Required task = Give back all the data exactly, line by line.

Exercise input =

# # # # # # #

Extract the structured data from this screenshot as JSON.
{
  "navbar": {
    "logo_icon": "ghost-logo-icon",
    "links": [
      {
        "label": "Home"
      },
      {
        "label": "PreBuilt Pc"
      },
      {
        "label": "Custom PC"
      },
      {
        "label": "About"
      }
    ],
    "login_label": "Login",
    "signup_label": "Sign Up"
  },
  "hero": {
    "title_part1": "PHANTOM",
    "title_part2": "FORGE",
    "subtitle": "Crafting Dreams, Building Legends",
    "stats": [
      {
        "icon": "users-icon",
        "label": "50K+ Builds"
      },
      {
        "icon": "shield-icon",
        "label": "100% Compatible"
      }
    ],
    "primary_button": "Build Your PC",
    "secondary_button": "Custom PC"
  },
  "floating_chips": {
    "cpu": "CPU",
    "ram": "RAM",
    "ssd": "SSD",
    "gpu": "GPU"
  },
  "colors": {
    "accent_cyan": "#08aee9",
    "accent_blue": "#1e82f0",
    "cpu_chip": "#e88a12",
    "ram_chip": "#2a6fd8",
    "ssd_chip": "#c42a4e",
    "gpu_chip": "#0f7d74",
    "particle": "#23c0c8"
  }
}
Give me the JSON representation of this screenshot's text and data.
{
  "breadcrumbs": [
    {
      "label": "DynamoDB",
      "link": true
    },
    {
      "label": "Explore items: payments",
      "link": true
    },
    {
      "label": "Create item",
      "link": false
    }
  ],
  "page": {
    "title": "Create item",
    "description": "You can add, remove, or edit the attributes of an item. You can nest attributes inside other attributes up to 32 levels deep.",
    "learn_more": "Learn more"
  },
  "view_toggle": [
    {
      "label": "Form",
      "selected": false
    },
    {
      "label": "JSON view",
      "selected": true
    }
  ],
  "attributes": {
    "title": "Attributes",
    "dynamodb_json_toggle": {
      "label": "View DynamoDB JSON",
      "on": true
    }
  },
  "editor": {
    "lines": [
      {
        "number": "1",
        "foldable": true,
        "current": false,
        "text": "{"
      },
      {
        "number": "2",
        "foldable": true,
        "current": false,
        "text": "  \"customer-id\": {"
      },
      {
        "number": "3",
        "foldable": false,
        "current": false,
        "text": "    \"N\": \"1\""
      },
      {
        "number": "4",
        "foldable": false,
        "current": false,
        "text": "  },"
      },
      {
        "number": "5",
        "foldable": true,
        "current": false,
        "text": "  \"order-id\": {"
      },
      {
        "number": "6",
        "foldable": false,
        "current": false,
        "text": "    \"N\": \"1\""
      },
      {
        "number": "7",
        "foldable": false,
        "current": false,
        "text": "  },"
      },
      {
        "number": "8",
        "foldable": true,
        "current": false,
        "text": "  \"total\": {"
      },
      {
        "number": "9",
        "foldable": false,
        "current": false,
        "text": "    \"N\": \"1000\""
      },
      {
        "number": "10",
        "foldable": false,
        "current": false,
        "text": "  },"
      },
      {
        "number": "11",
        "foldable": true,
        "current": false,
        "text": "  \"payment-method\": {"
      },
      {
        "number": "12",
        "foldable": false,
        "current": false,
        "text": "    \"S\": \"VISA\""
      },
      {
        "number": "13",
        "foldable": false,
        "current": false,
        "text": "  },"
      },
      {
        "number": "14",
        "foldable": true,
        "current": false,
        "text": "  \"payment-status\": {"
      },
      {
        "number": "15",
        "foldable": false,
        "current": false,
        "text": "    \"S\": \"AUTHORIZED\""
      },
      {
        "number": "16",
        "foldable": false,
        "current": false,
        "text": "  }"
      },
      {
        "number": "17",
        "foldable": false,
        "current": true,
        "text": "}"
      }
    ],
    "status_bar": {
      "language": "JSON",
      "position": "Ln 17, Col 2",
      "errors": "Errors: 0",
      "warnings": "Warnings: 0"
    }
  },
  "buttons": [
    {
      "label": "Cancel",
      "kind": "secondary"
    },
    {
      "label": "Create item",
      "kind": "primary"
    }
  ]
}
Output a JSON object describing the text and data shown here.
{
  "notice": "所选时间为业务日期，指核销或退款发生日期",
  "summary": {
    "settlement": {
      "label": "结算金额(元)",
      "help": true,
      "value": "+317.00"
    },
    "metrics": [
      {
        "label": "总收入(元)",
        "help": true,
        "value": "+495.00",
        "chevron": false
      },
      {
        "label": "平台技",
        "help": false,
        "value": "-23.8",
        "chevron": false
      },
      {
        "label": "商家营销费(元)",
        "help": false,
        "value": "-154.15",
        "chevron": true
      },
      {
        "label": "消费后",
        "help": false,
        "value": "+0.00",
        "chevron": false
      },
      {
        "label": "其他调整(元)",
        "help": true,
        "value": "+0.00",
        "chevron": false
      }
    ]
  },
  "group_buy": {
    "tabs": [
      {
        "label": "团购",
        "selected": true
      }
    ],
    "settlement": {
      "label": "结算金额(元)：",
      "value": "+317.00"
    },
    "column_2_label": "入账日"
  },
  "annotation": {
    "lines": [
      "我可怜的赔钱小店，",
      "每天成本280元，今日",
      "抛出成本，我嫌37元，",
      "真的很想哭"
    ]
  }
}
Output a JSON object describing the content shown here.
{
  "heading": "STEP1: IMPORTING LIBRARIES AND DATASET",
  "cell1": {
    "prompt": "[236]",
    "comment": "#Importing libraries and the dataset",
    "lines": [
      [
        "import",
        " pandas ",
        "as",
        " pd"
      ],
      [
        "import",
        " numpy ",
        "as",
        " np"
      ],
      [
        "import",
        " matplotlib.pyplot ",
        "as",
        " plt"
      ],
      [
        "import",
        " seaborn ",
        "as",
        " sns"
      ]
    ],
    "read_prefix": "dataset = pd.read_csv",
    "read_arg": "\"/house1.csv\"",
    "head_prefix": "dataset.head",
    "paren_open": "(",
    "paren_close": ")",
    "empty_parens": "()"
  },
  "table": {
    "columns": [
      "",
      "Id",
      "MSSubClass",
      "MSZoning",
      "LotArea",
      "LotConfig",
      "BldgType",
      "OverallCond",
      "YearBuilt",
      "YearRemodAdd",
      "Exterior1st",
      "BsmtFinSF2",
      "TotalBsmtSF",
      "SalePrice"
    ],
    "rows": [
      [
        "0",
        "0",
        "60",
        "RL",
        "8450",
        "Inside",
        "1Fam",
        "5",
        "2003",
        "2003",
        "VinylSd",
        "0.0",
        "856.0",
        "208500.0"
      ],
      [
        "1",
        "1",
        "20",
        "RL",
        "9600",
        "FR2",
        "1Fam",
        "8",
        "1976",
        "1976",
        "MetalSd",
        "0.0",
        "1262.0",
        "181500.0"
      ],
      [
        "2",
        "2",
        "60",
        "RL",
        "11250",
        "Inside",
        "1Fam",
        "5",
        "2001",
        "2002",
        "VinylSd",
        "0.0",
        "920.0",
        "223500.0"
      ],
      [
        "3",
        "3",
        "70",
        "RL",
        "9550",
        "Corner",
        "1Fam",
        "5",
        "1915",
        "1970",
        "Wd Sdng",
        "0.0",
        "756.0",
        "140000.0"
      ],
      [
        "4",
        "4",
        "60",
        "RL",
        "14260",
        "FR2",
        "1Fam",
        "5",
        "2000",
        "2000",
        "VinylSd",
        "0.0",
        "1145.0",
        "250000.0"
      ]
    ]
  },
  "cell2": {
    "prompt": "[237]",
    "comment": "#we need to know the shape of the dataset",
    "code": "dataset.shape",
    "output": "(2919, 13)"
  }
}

# # # # # # #

Task answer =
Extract the structured data from this screenshot as JSON.
{
  "navbar": {
    "logo_icon": "ghost-logo-icon",
    "links": [
      {
        "label": "Home"
      },
      {
        "label": "PreBuilt Pc"
      },
      {
        "label": "Custom PC"
      },
      {
        "label": "About"
      }
    ],
    "login_label": "Login",
    "signup_label": "Sign Up"
  },
  "hero": {
    "title_part1": "PHANTOM",
    "title_part2": "FORGE",
    "subtitle": "Crafting Dreams, Building Legends",
    "stats": [
      {
        "icon": "users-icon",
        "label": "50K+ Builds"
      },
      {
        "icon": "shield-icon",
        "label": "100% Compatible"
      }
    ],
    "primary_button": "Build Your PC",
    "secondary_button": "Custom PC"
  },
  "floating_chips": {
    "cpu": "CPU",
    "ram": "RAM",
    "ssd": "SSD",
    "gpu": "GPU"
  },
  "colors": {
    "accent_cyan": "#08aee9",
    "accent_blue": "#1e82f0",
    "cpu_chip": "#e88a12",
    "ram_chip": "#2a6fd8",
    "ssd_chip": "#c42a4e",
    "gpu_chip": "#0f7d74",
    "particle": "#23c0c8"
  }
}
Give me the JSON representation of this screenshot's text and data.
{
  "breadcrumbs": [
    {
      "label": "DynamoDB",
      "link": true
    },
    {
      "label": "Explore items: payments",
      "link": true
    },
    {
      "label": "Create item",
      "link": false
    }
  ],
  "page": {
    "title": "Create item",
    "description": "You can add, remove, or edit the attributes of an item. You can nest attributes inside other attributes up to 32 levels deep.",
    "learn_more": "Learn more"
  },
  "view_toggle": [
    {
      "label": "Form",
      "selected": false
    },
    {
      "label": "JSON view",
      "selected": true
    }
  ],
  "attributes": {
    "title": "Attributes",
    "dynamodb_json_toggle": {
      "label": "View DynamoDB JSON",
      "on": true
    }
  },
  "editor": {
    "lines": [
      {
        "number": "1",
        "foldable": true,
        "current": false,
        "text": "{"
      },
      {
        "number": "2",
        "foldable": true,
        "current": false,
        "text": "  \"customer-id\": {"
      },
      {
        "number": "3",
        "foldable": false,
        "current": false,
        "text": "    \"N\": \"1\""
      },
      {
        "number": "4",
        "foldable": false,
        "current": false,
        "text": "  },"
      },
      {
        "number": "5",
        "foldable": true,
        "current": false,
        "text": "  \"order-id\": {"
      },
      {
        "number": "6",
        "foldable": false,
        "current": false,
        "text": "    \"N\": \"1\""
      },
      {
        "number": "7",
        "foldable": false,
        "current": false,
        "text": "  },"
      },
      {
        "number": "8",
        "foldable": true,
        "current": false,
        "text": "  \"total\": {"
      },
      {
        "number": "9",
        "foldable": false,
        "current": false,
        "text": "    \"N\": \"1000\""
      },
      {
        "number": "10",
        "foldable": false,
        "current": false,
        "text": "  },"
      },
      {
        "number": "11",
        "foldable": true,
        "current": false,
        "text": "  \"payment-method\": {"
      },
      {
        "number": "12",
        "foldable": false,
        "current": false,
        "text": "    \"S\": \"VISA\""
      },
      {
        "number": "13",
        "foldable": false,
        "current": false,
        "text": "  },"
      },
      {
        "number": "14",
        "foldable": true,
        "current": false,
        "text": "  \"payment-status\": {"
      },
      {
        "number": "15",
        "foldable": false,
        "current": false,
        "text": "    \"S\": \"AUTHORIZED\""
      },
      {
        "number": "16",
        "foldable": false,
        "current": false,
        "text": "  }"
      },
      {
        "number": "17",
        "foldable": false,
        "current": true,
        "text": "}"
      }
    ],
    "status_bar": {
      "language": "JSON",
      "position": "Ln 17, Col 2",
      "errors": "Errors: 0",
      "warnings": "Warnings: 0"
    }
  },
  "buttons": [
    {
      "label": "Cancel",
      "kind": "secondary"
    },
    {
      "label": "Create item",
      "kind": "primary"
    }
  ]
}
Output a JSON object describing the text and data shown here.
{
  "notice": "所选时间为业务日期，指核销或退款发生日期",
  "summary": {
    "settlement": {
      "label": "结算金额(元)",
      "help": true,
      "value": "+317.00"
    },
    "metrics": [
      {
        "label": "总收入(元)",
        "help": true,
        "value": "+495.00",
        "chevron": false
      },
      {
        "label": "平台技",
        "help": false,
        "value": "-23.8",
        "chevron": false
      },
      {
        "label": "商家营销费(元)",
        "help": false,
        "value": "-154.15",
        "chevron": true
      },
      {
        "label": "消费后",
        "help": false,
        "value": "+0.00",
        "chevron": false
      },
      {
        "label": "其他调整(元)",
        "help": true,
        "value": "+0.00",
        "chevron": false
      }
    ]
  },
  "group_buy": {
    "tabs": [
      {
        "label": "团购",
        "selected": true
      }
    ],
    "settlement": {
      "label": "结算金额(元)：",
      "value": "+317.00"
    },
    "column_2_label": "入账日"
  },
  "annotation": {
    "lines": [
      "我可怜的赔钱小店，",
      "每天成本280元，今日",
      "抛出成本，我嫌37元，",
      "真的很想哭"
    ]
  }
}
Output a JSON object describing the content shown here.
{
  "heading": "STEP1: IMPORTING LIBRARIES AND DATASET",
  "cell1": {
    "prompt": "[236]",
    "comment": "#Importing libraries and the dataset",
    "lines": [
      [
        "import",
        " pandas ",
        "as",
        " pd"
      ],
      [
        "import",
        " numpy ",
        "as",
        " np"
      ],
      [
        "import",
        " matplotlib.pyplot ",
        "as",
        " plt"
      ],
      [
        "import",
        " seaborn ",
        "as",
        " sns"
      ]
    ],
    "read_prefix": "dataset = pd.read_csv",
    "read_arg": "\"/house1.csv\"",
    "head_prefix": "dataset.head",
    "paren_open": "(",
    "paren_close": ")",
    "empty_parens": "()"
  },
  "table": {
    "columns": [
      "",
      "Id",
      "MSSubClass",
      "MSZoning",
      "LotArea",
      "LotConfig",
      "BldgType",
      "OverallCond",
      "YearBuilt",
      "YearRemodAdd",
      "Exterior1st",
      "BsmtFinSF2",
      "TotalBsmtSF",
      "SalePrice"
    ],
    "rows": [
      [
        "0",
        "0",
        "60",
        "RL",
        "8450",
        "Inside",
        "1Fam",
        "5",
        "2003",
        "2003",
        "VinylSd",
        "0.0",
        "856.0",
        "208500.0"
      ],
      [
        "1",
        "1",
        "20",
        "RL",
        "9600",
        "FR2",
        "1Fam",
        "8",
        "1976",
        "1976",
        "MetalSd",
        "0.0",
        "1262.0",
        "181500.0"
      ],
      [
        "2",
        "2",
        "60",
        "RL",
        "11250",
        "Inside",
        "1Fam",
        "5",
        "2001",
        "2002",
        "VinylSd",
        "0.0",
        "920.0",
        "223500.0"
      ],
      [
        "3",
        "3",
        "70",
        "RL",
        "9550",
        "Corner",
        "1Fam",
        "5",
        "1915",
        "1970",
        "Wd Sdng",
        "0.0",
        "756.0",
        "140000.0"
      ],
      [
        "4",
        "4",
        "60",
        "RL",
        "14260",
        "FR2",
        "1Fam",
        "5",
        "2000",
        "2000",
        "VinylSd",
        "0.0",
        "1145.0",
        "250000.0"
      ]
    ]
  },
  "cell2": {
    "prompt": "[237]",
    "comment": "#we need to know the shape of the dataset",
    "code": "dataset.shape",
    "output": "(2919, 13)"
  }
}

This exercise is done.